§ PROMPT: Lines containing the word "已知数列" are to be located and copied.

# START OF PROVIDED RECORDS

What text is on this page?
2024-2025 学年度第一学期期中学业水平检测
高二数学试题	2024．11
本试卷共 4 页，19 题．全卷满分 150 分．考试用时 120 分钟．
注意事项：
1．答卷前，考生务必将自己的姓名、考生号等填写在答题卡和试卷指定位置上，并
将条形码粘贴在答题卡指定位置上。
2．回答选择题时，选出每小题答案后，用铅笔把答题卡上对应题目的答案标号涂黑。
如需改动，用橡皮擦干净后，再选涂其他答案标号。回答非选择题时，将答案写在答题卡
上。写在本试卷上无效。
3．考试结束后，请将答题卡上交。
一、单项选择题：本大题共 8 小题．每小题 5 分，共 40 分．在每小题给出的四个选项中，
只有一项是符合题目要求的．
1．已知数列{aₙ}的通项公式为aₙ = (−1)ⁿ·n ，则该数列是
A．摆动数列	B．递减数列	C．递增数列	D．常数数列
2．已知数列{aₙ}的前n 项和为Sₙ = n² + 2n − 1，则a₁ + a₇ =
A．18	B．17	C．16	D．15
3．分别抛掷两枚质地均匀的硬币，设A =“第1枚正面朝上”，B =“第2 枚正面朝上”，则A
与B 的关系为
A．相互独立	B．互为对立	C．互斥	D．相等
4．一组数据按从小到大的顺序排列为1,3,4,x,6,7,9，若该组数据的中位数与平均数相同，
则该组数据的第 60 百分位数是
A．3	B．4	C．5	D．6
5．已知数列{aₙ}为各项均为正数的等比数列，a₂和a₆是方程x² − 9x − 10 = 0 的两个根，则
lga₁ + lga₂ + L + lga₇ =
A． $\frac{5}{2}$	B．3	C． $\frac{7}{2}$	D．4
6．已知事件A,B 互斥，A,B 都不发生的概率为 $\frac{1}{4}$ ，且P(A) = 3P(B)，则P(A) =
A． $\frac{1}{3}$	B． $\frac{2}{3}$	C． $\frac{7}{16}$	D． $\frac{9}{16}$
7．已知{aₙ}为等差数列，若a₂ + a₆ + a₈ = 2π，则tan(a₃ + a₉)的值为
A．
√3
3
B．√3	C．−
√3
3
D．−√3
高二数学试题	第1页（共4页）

# END OF PROVIDED RECORDS

§ RESPONSE TO THIS TASK:
1．已知数列{aₙ}的通项公式为aₙ = (−1)ⁿ·n ，则该数列是
2．已知数列{aₙ}的前n 项和为Sₙ = n² + 2n − 1，则a₁ + a₇ =
5．已知数列{aₙ}为各项均为正数的等比数列，a₂和a₆是方程x² − 9x − 10 = 0 的两个根，则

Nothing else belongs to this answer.